━━━━━ READING PASSAGE ━━━━━

Browsers do not scale. Servers do.

It was 1995 when I discovered the internet at the Utrecht University. I studied quantitative analysis for sociology, which meant generating pages of statistical data to support the empirical analysis of some hypothesis in my report. There was one matrix printer that dozens of students had to share, so it could take a while. As I waited, I surfed the web ( in Netscape and quickly learned that slow internet is worse than no internet.

More than 20 years later, I have a mobile phone with more computing power than all those computers in the university thrown together. It has a selection of browsers, each of which eats more RAM than the size of a then-large local harddrive. You could say devices and browsers have scaled up significantly over the past 20 years. And yet, when I’m on my way to work, more often than not I find myself struggling to get a good 4G or even 3G connection. More often than not, I’m finding that slow internet is still worse than no internet.

Any decent web developer these days should be able to explain the necessity of progressive enhancement. At its core, it’s about making sure the common denominator of browsers is as big as possible when designing core functionality for the web, adding additional less vital features depending on device & browser capability.

My colleague Syb Wartna wrote an article about progressive enhancement and its relation to slow internet in this day and age.

The story doesn’t end here.


When I mentioned ‘additional less vital features’ above, the first thing that came to mind was JavaScript. More specifically: JavaScript running in the browser – before the nodeJS community throws a fit. A decent responsive progressively enhanced site using properly sized images and a CDN can load in under a second on a decent connection. Once the content is in the browser however, there’s still JavaScript.

There’s more to writing JavaScript than just making it cross-browser compatible: minify it, version it, aggregate it, etc. Anything to minimize the amount and size of HTTP requests and responses, and thorough testing to ensure an error in one browser does not break your script leaving other scripts crippled. If you’re using AJAX or a frontend framework, this should be at the top of your list of concerns - I’m looking at you, Angular. There’s more to site delivery than writing properly tested code, too.

Post-delivery code as content

To this day, many content management systems operating as site generation systems offer one way or another for a content editor to add HTML and JavaScript to their website. This is a freedom that’s easy to explain and hard to contain. The subject deserves a blog in its own right. What is important to realize though, is that while web designers, developers and product owners may have gone to great lengths to ensure they've deployed a thoroughly tested site, they don’t have the last say in what ends up in the visitors’ browsers. That right belongs to the content editors who place custom scripts. And let's not forget scripts for tracking, A/B testing, heatmap scanning, performance monitoring, feedback inquiries, discussion forums, etc.

  • This is where many websites abandon decorum and do all that the cautious frontend developer worked hard to avoid.
  • This is where the websites are spawned that load in 2 seconds and then spend another 6 waiting for various scripts to load and execute.

━━━━━ SUPPLIED INFORMATION ━━━━━

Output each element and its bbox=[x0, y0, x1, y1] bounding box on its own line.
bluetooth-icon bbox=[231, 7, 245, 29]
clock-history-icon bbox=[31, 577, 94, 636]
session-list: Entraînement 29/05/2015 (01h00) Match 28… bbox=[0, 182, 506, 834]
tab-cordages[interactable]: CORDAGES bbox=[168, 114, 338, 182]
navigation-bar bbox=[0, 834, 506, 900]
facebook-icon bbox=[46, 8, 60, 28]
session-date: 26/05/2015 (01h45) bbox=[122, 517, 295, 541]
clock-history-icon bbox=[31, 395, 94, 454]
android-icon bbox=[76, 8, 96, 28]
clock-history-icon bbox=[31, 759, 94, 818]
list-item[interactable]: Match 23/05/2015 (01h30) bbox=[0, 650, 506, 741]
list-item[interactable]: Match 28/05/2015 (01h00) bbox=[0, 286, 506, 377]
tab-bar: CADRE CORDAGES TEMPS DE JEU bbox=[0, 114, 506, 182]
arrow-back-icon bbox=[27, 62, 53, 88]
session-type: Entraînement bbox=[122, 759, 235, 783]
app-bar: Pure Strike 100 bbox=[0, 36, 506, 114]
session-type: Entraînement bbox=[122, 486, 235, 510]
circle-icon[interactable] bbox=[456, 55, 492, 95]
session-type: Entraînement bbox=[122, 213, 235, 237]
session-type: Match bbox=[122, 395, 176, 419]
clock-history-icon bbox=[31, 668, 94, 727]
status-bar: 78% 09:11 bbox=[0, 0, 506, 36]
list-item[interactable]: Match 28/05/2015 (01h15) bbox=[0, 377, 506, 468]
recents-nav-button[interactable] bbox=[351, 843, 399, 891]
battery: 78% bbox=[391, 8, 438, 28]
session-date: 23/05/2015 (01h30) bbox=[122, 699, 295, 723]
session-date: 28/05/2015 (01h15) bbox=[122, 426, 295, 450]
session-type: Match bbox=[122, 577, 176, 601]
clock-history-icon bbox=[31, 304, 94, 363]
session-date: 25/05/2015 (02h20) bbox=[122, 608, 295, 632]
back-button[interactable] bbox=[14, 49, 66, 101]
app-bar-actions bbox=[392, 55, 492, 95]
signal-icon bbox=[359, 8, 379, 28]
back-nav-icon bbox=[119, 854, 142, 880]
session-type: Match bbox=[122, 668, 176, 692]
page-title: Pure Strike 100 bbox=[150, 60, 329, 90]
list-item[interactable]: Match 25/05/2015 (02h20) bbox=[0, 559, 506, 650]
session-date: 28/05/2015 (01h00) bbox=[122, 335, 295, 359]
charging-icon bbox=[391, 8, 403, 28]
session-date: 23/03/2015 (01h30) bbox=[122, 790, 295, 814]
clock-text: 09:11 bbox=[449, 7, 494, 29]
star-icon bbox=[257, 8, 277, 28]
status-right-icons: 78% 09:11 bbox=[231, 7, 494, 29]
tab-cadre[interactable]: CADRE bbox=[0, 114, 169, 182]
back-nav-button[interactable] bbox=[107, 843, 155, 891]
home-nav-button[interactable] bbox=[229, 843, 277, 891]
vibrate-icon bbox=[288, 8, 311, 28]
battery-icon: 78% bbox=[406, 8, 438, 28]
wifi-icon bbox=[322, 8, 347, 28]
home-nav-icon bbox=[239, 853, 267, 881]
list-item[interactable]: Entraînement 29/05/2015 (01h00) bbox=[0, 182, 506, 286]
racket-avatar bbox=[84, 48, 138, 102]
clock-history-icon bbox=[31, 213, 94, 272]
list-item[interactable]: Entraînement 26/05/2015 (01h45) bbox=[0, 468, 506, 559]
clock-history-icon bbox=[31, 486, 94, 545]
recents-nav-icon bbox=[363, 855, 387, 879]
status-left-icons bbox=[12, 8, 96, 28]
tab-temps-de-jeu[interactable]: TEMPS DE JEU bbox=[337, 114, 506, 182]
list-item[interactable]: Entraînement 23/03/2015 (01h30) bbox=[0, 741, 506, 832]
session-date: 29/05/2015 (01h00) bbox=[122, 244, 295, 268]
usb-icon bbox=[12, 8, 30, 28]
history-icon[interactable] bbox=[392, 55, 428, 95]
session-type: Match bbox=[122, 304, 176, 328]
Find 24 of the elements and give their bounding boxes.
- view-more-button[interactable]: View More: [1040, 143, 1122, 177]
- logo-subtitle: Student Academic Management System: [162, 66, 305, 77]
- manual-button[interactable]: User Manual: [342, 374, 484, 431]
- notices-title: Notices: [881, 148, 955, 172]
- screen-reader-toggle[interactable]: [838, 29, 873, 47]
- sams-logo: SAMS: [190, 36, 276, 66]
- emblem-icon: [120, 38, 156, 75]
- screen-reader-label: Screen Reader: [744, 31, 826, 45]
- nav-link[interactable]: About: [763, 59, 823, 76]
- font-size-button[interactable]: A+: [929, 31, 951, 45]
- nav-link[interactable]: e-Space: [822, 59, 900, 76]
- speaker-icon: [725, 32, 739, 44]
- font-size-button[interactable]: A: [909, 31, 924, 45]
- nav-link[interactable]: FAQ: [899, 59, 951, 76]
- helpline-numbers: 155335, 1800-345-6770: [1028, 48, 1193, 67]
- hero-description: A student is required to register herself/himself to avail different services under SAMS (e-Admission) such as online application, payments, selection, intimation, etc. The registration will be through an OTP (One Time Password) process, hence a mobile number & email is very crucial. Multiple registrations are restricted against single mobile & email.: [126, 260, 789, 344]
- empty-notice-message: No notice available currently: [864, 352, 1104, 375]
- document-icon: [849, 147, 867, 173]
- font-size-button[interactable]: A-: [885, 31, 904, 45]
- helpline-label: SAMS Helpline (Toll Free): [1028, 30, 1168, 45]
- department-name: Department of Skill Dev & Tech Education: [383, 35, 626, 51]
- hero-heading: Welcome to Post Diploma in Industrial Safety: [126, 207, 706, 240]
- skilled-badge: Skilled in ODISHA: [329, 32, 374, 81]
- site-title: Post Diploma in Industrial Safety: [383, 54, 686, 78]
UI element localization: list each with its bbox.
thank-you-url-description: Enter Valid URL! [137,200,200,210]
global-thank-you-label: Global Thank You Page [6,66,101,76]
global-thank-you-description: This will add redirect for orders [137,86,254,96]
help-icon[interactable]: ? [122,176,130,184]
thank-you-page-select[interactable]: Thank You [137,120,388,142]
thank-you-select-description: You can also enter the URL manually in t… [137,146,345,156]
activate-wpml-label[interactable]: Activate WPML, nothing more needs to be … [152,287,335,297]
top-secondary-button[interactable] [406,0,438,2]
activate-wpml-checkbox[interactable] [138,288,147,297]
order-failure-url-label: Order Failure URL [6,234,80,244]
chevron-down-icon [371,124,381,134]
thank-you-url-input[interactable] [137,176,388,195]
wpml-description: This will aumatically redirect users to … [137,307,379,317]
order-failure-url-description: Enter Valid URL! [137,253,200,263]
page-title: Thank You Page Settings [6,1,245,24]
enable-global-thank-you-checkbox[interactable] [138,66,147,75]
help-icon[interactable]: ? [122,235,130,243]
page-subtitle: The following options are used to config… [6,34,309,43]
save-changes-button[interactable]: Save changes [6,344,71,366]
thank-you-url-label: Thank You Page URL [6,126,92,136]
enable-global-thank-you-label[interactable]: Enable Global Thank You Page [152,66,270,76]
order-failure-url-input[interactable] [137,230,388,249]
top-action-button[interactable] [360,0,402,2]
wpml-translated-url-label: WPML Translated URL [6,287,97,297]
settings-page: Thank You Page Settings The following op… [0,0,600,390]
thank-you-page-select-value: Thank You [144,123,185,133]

━━━━━

▶ **TASK LIST**
1 – Reproduce the part of the article on slow internet from "Browsers do not" to "is worse than no internet.".
2 – In the article on slow internet, in what year did the writer discover the internet?
3 – Write what comes next in the article on slow internet, picking up after its final sentence.
The rows are unrelated to the article on slow internet and stand as separate material.

▶ **RESPONSES BY ITEM NUMBER**
1 –
Browsers do not scale. Servers do.

It was 1995 when I discovered the internet at the Utrecht University. I studied quantitative analysis for sociology, which meant generating pages of statistical data to support the empirical analysis of some hypothesis in my report. There was one matrix printer that dozens of students had to share, so it could take a while. As I waited, I surfed the web ( in Netscape and quickly learned that slow internet is worse than no internet.

2 – 1995

3 –
  • These are the sites where flash of unstyled content (FOUC) transgressions are so foul you suspect intent when you click an ad where a link was, because the content was still jumping around 3 seconds after it first appeared in your browser.

Many vendors of website tracking software start and end with JavaScript: Load the site, load the scripts, track specific behaviour, fire events when triggered by the visitor, and load personalized content. The information for this behaviour is passed between servers using JavaScript. And this is often decided after the software has marched through the last quality gate of the delivery pipeline.

The browser doesn’t scale

Everyone’s going to the cloud, be it public, private or hybrid. The premise is: Your servers scale to your needs with so little hassle, that as long as you make sure your online strategy works, any cost for a bigger server park is compensated by an increase in conversion.

Now here’s the thing: your servers scale. Your visitors’ browsers do not. What I mean to say is this: Anything you want to show your visitor, you should try to generate on your server on the first load, where you have the capacity to scale.

You may be using fire-and-forget triggers to profile a visitor on your site, and that’s typically something happening clientside. JavaScript is an obvious choice. But once you’ve got him in a segment and want to proceed to show targeted content, why resort to JavaScript to load that content if you can avoid it? In most cases, it’s something you can show in a response to the next regular page request, and thus generate serverside. If you want to show a forum, generate it along with the rest of your page. That there’s software that allows you to load a forum with a clientside call after the page has loaded, doesn’t mean it’s a good idea to do so. Social media buttons? Do you really need more than 2, or 1, or 0? Generate them yourself serverside. No need for an extra JavaScript call. Don’t use AddThis, for this reason if not for the sake of privacy (case of leaking profiled medical data to third parties among Dutch home doctors’ websites:; page in Dutch).

I’m also saying: reconsider your tracking scripts. Do you really need 8? Do you realize you may be missing behaviour because your tracking script hadn't finished loading before your visitor clicked on a link?

Browsers do not scale. Servers do.

If all this means that you need a faster backend, then scale up – that’s what the cloud is for! Odds are that a potential customer will sooner leave your site for a competitor’s than buy a new device or wait until he's home on his trusted cable internet desktop PC to visit your site.